# [Your task]
Write out the full set of records exactly. Any pictures in them do not belong in the copy.

↓

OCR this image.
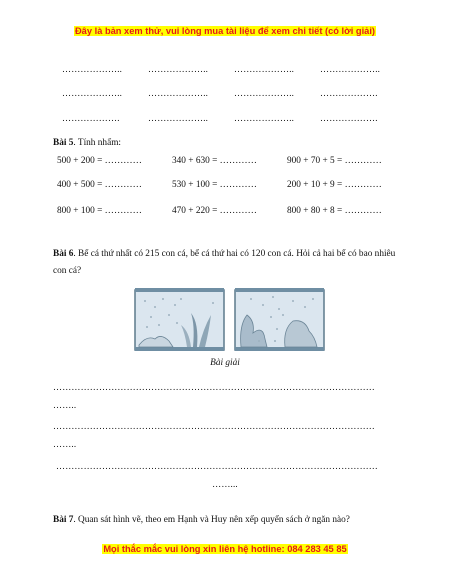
Đây là bản xem thử, vui lòng mua tài liệu để xem chi tiết (có lời giải)
………………..	………………..	………………..	………………..
………………..	………………..	………………..	……………….
……………….	………………..	………………..	……………….
Bài 5. Tính nhẩm:
500 + 200 = …………	340 + 630 = …………	900 + 70 + 5 = …………
400 + 500 = …………	530 + 100 = …………	200 + 10 + 9 = …………
800 + 100 = …………	470 + 220 = …………	800 + 80 + 8 = …………
Bài 6. Bể cá thứ nhất có 215 con cá, bể cá thứ hai có 120 con cá. Hỏi cả hai bể có bao nhiêu con cá?
Bài giải
……………………………………………………………………………………………
……..
……………………………………………………………………………………………
……..
……………………………………………………………………………………………
……...
Bài 7. Quan sát hình vẽ, theo em Hạnh và Huy nên xếp quyển sách ở ngăn nào?
Mọi thắc mắc vui lòng xin liên hệ hotline: 084 283 45 85
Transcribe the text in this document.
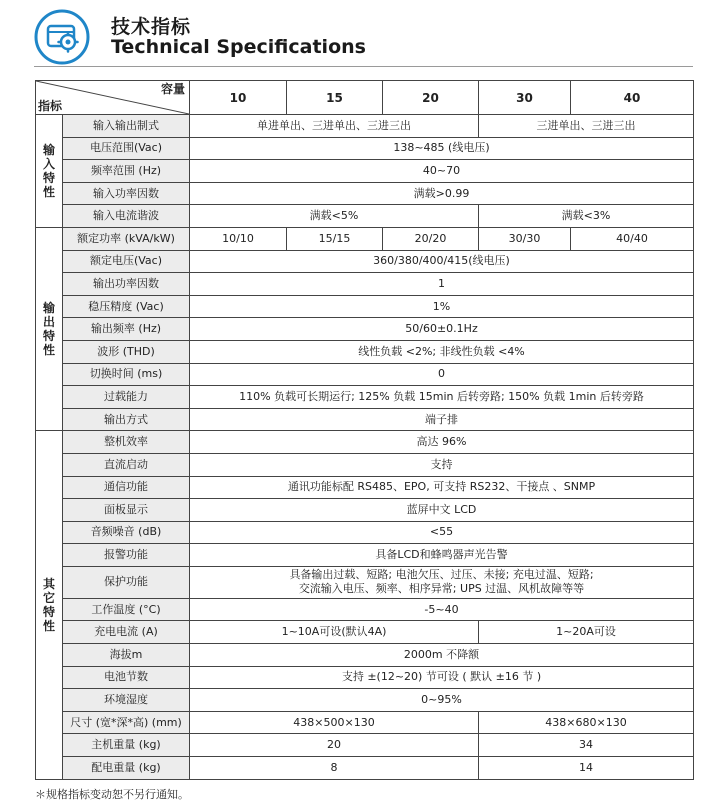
技术指标
Technical Specifications
容量
指标		10	15	20	30	40
输
入
特
性	输入输出制式	单进单出、三进单出、三进三出			三进单出、三进三出	
	电压范围(Vac)	138~485 (线电压)				
	频率范围 (Hz)	40~70				
	输入功率因数	满载>0.99				
	输入电流谐波	满载<5%			满载<3%	
输
出
特
性	额定功率 (kVA/kW)	10/10	15/15	20/20	30/30	40/40
	额定电压(Vac)	360/380/400/415(线电压)				
	输出功率因数	1				
	稳压精度 (Vac)	1%				
	输出频率 (Hz)	50/60±0.1Hz				
	波形 (THD)	线性负载 <2%; 非线性负载 <4%				
	切换时间 (ms)	0				
	过载能力	110% 负载可长期运行; 125% 负载 15min 后转旁路; 150% 负载 1min 后转旁路				
	输出方式	端子排				
其
它
特
性	整机效率	高达 96%				
	直流启动	支持				
	通信功能	通讯功能标配 RS485、EPO, 可支持 RS232、干接点 、SNMP				
	面板显示	蓝屏中文 LCD				
	音频噪音 (dB)	<55				
	报警功能	具备LCD和蜂鸣器声光告警				
	保护功能	具备输出过载、短路; 电池欠压、过压、未接; 充电过温、短路;
交流输入电压、频率、相序异常; UPS 过温、风机故障等等				

	工作温度 (°C)	-5~40				
	充电电流 (A)	1~10A可设(默认4A)			1~20A可设	
	海拔m	2000m 不降额				
	电池节数	支持 ±(12~20) 节可设 ( 默认 ±16 节 )				
	环境湿度	0~95%				
	尺寸 (宽*深*高) (mm)	438×500×130			438×680×130	
	主机重量 (kg)	20			34	
	配电重量 (kg)	8			14	
＊规格指标变动恕不另行通知。
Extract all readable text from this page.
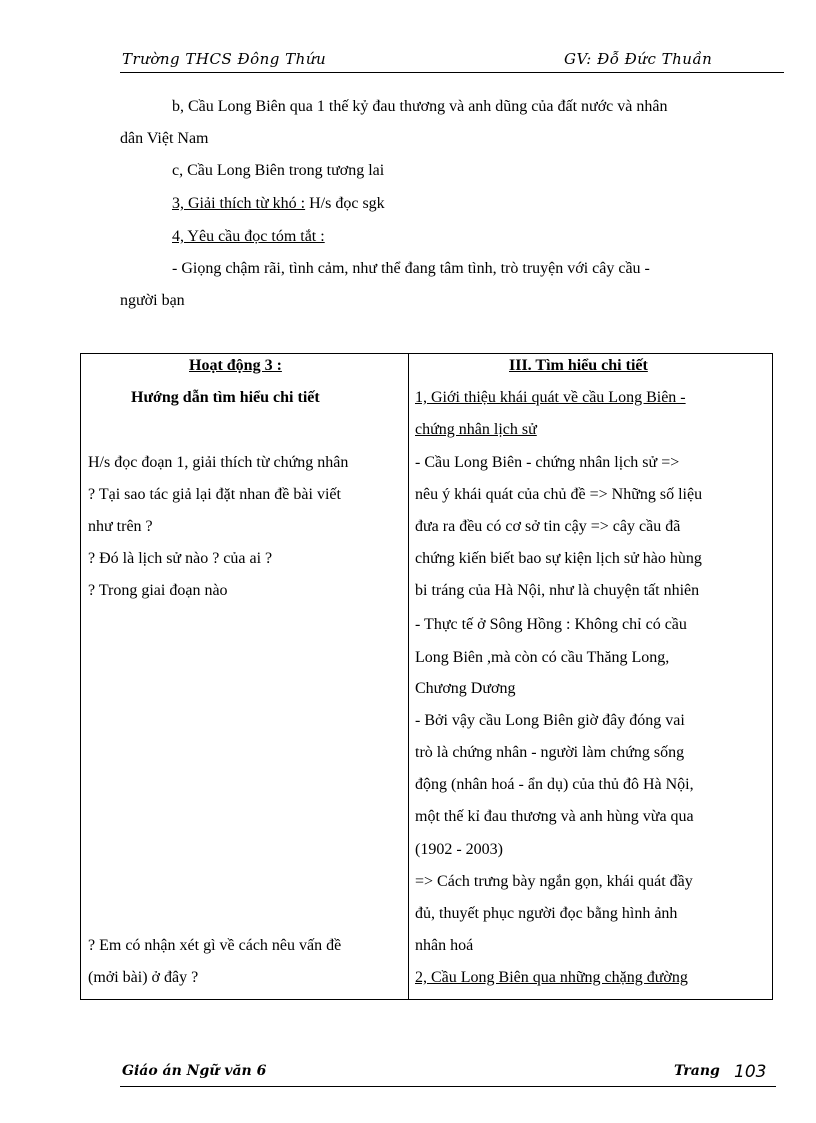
Trường THCS Đông Thứu	GV: Đỗ Đức Thuần
b, Cầu Long Biên qua 1 thế kỷ đau thương và anh dũng của đất nước và nhân
dân Việt Nam
c, Cầu Long Biên trong tương lai
3, Giải thích từ khó : H/s đọc sgk
4, Yêu cầu đọc tóm tắt :
- Giọng chậm rãi, tình cảm, như thể đang tâm tình, trò truyện với cây cầu -
người bạn
Hoạt động 3 :
Hướng dẫn tìm hiểu chi tiết
H/s đọc đoạn 1, giải thích từ chứng nhân
? Tại sao tác giả lại đặt nhan đề bài viết
như trên ?
? Đó là lịch sử nào ? của ai ?
? Trong giai đoạn nào
? Em có nhận xét gì về cách nêu vấn đề
(mởi bài) ở đây ?
III. Tìm hiểu chi tiết
1, Giới thiệu khái quát về cầu Long Biên -
chứng nhân lịch sử
- Cầu Long Biên - chứng nhân lịch sử =>
nêu ý khái quát của chủ đề => Những số liệu
đưa ra đều có cơ sở tin cậy => cây cầu đã
chứng kiến biết bao sự kiện lịch sử hào hùng
bi tráng của Hà Nội, như là chuyện tất nhiên
- Thực tế ở Sông Hồng : Không chỉ có cầu
Long Biên ,mà còn có cầu Thăng Long,
Chương Dương
- Bởi vậy cầu Long Biên giờ đây đóng vai
trò là chứng nhân - người làm chứng sống
động (nhân hoá - ẩn dụ) của thủ đô Hà Nội,
một thế kỉ đau thương và anh hùng vừa qua
(1902 - 2003)
=> Cách trưng bày ngắn gọn, khái quát đầy
đủ, thuyết phục người đọc bằng hình ảnh
nhân hoá
2, Cầu Long Biên qua những chặng đường
Giáo án Ngữ văn 6	Trang 103
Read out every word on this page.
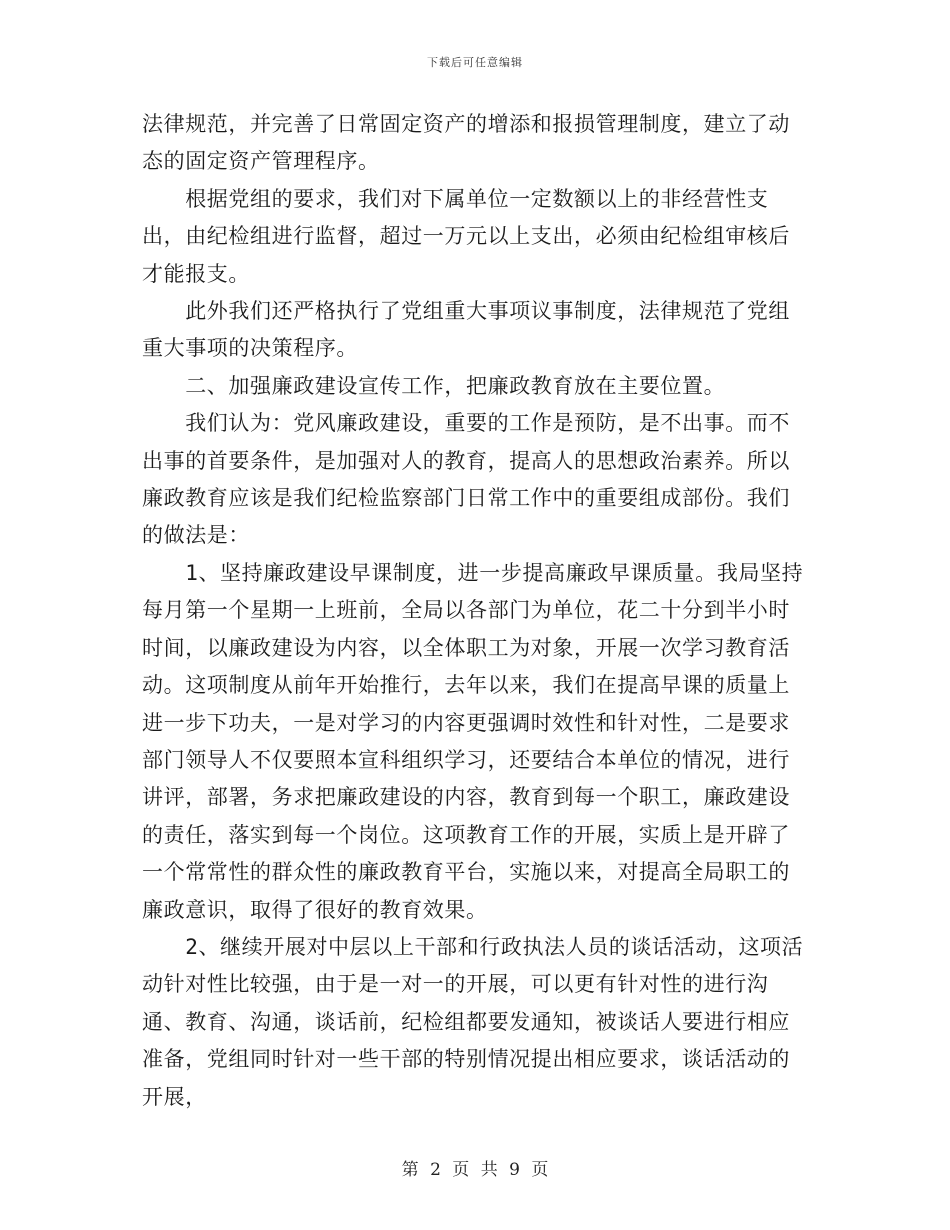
下载后可任意编辑

法律规范，并完善了日常固定资产的增添和报损管理制度，建立了动态的固定资产管理程序。

　　根据党组的要求，我们对下属单位一定数额以上的非经营性支出，由纪检组进行监督，超过一万元以上支出，必须由纪检组审核后才能报支。

　　此外我们还严格执行了党组重大事项议事制度，法律规范了党组重大事项的决策程序。

　　二、加强廉政建设宣传工作，把廉政教育放在主要位置。

　　我们认为：党风廉政建设，重要的工作是预防，是不出事。而不出事的首要条件，是加强对人的教育，提高人的思想政治素养。所以廉政教育应该是我们纪检监察部门日常工作中的重要组成部份。我们的做法是：

　　1、坚持廉政建设早课制度，进一步提高廉政早课质量。我局坚持每月第一个星期一上班前，全局以各部门为单位，花二十分到半小时时间，以廉政建设为内容，以全体职工为对象，开展一次学习教育活动。这项制度从前年开始推行，去年以来，我们在提高早课的质量上进一步下功夫，一是对学习的内容更强调时效性和针对性，二是要求部门领导人不仅要照本宣科组织学习，还要结合本单位的情况，进行讲评，部署，务求把廉政建设的内容，教育到每一个职工，廉政建设的责任，落实到每一个岗位。这项教育工作的开展，实质上是开辟了一个常常性的群众性的廉政教育平台，实施以来，对提高全局职工的廉政意识，取得了很好的教育效果。

　　2、继续开展对中层以上干部和行政执法人员的谈话活动，这项活动针对性比较强，由于是一对一的开展，可以更有针对性的进行沟通、教育、沟通，谈话前，纪检组都要发通知，被谈话人要进行相应准备，党组同时针对一些干部的特别情况提出相应要求，谈话活动的开展，

第 2 页 共 9 页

↑

# [The output]
OCR this image.
Đây là bản xem thử, vui lòng mua tài liệu để xem chi tiết (có lời giải)
………………..	………………..	………………..	………………..
………………..	………………..	………………..	……………….
……………….	………………..	………………..	……………….
Bài 5. Tính nhẩm:
500 + 200 = …………	340 + 630 = …………	900 + 70 + 5 = …………
400 + 500 = …………	530 + 100 = …………	200 + 10 + 9 = …………
800 + 100 = …………	470 + 220 = …………	800 + 80 + 8 = …………
Bài 6. Bể cá thứ nhất có 215 con cá, bể cá thứ hai có 120 con cá. Hỏi cả hai bể có bao nhiêu con cá?
Bài giải
……………………………………………………………………………………………
……..
……………………………………………………………………………………………
……..
……………………………………………………………………………………………
……...
Bài 7. Quan sát hình vẽ, theo em Hạnh và Huy nên xếp quyển sách ở ngăn nào?
Mọi thắc mắc vui lòng xin liên hệ hotline: 084 283 45 85
Transcribe the text in this document.
技术指标
Technical Specifications
容量
指标		10	15	20	30	40
输
入
特
性	输入输出制式	单进单出、三进单出、三进三出			三进单出、三进三出	
	电压范围(Vac)	138~485 (线电压)				
	频率范围 (Hz)	40~70				
	输入功率因数	满载>0.99				
	输入电流谐波	满载<5%			满载<3%	
输
出
特
性	额定功率 (kVA/kW)	10/10	15/15	20/20	30/30	40/40
	额定电压(Vac)	360/380/400/415(线电压)				
	输出功率因数	1				
	稳压精度 (Vac)	1%				
	输出频率 (Hz)	50/60±0.1Hz				
	波形 (THD)	线性负载 <2%; 非线性负载 <4%				
	切换时间 (ms)	0				
	过载能力	110% 负载可长期运行; 125% 负载 15min 后转旁路; 150% 负载 1min 后转旁路				
	输出方式	端子排				
其
它
特
性	整机效率	高达 96%				
	直流启动	支持				
	通信功能	通讯功能标配 RS485、EPO, 可支持 RS232、干接点 、SNMP				
	面板显示	蓝屏中文 LCD				
	音频噪音 (dB)	<55				
	报警功能	具备LCD和蜂鸣器声光告警				
	保护功能	具备输出过载、短路; 电池欠压、过压、未接; 充电过温、短路;
交流输入电压、频率、相序异常; UPS 过温、风机故障等等				

	工作温度 (°C)	-5~40				
	充电电流 (A)	1~10A可设(默认4A)			1~20A可设	
	海拔m	2000m 不降额				
	电池节数	支持 ±(12~20) 节可设 ( 默认 ±16 节 )				
	环境湿度	0~95%				
	尺寸 (宽*深*高) (mm)	438×500×130			438×680×130	
	主机重量 (kg)	20			34	
	配电重量 (kg)	8			14	
＊规格指标变动恕不另行通知。
Extract all readable text from this page.
Trường THCS Đông Thứu	GV: Đỗ Đức Thuần
b, Cầu Long Biên qua 1 thế kỷ đau thương và anh dũng của đất nước và nhân
dân Việt Nam
c, Cầu Long Biên trong tương lai
3, Giải thích từ khó : H/s đọc sgk
4, Yêu cầu đọc tóm tắt :
- Giọng chậm rãi, tình cảm, như thể đang tâm tình, trò truyện với cây cầu -
người bạn
Hoạt động 3 :
Hướng dẫn tìm hiểu chi tiết
H/s đọc đoạn 1, giải thích từ chứng nhân
? Tại sao tác giả lại đặt nhan đề bài viết
như trên ?
? Đó là lịch sử nào ? của ai ?
? Trong giai đoạn nào
? Em có nhận xét gì về cách nêu vấn đề
(mởi bài) ở đây ?
III. Tìm hiểu chi tiết
1, Giới thiệu khái quát về cầu Long Biên -
chứng nhân lịch sử
- Cầu Long Biên - chứng nhân lịch sử =>
nêu ý khái quát của chủ đề => Những số liệu
đưa ra đều có cơ sở tin cậy => cây cầu đã
chứng kiến biết bao sự kiện lịch sử hào hùng
bi tráng của Hà Nội, như là chuyện tất nhiên
- Thực tế ở Sông Hồng : Không chỉ có cầu
Long Biên ,mà còn có cầu Thăng Long,
Chương Dương
- Bởi vậy cầu Long Biên giờ đây đóng vai
trò là chứng nhân - người làm chứng sống
động (nhân hoá - ẩn dụ) của thủ đô Hà Nội,
một thế kỉ đau thương và anh hùng vừa qua
(1902 - 2003)
=> Cách trưng bày ngắn gọn, khái quát đầy
đủ, thuyết phục người đọc bằng hình ảnh
nhân hoá
2, Cầu Long Biên qua những chặng đường
Giáo án Ngữ văn 6	Trang 103
Read out every word on this page.
下载后可任意编辑

法律规范，并完善了日常固定资产的增添和报损管理制度，建立了动态的固定资产管理程序。

　　根据党组的要求，我们对下属单位一定数额以上的非经营性支出，由纪检组进行监督，超过一万元以上支出，必须由纪检组审核后才能报支。

　　此外我们还严格执行了党组重大事项议事制度，法律规范了党组重大事项的决策程序。

　　二、加强廉政建设宣传工作，把廉政教育放在主要位置。

　　我们认为：党风廉政建设，重要的工作是预防，是不出事。而不出事的首要条件，是加强对人的教育，提高人的思想政治素养。所以廉政教育应该是我们纪检监察部门日常工作中的重要组成部份。我们的做法是：

　　1、坚持廉政建设早课制度，进一步提高廉政早课质量。我局坚持每月第一个星期一上班前，全局以各部门为单位，花二十分到半小时时间，以廉政建设为内容，以全体职工为对象，开展一次学习教育活动。这项制度从前年开始推行，去年以来，我们在提高早课的质量上进一步下功夫，一是对学习的内容更强调时效性和针对性，二是要求部门领导人不仅要照本宣科组织学习，还要结合本单位的情况，进行讲评，部署，务求把廉政建设的内容，教育到每一个职工，廉政建设的责任，落实到每一个岗位。这项教育工作的开展，实质上是开辟了一个常常性的群众性的廉政教育平台，实施以来，对提高全局职工的廉政意识，取得了很好的教育效果。

　　2、继续开展对中层以上干部和行政执法人员的谈话活动，这项活动针对性比较强，由于是一对一的开展，可以更有针对性的进行沟通、教育、沟通，谈话前，纪检组都要发通知，被谈话人要进行相应准备，党组同时针对一些干部的特别情况提出相应要求，谈话活动的开展，

第 2 页 共 9 页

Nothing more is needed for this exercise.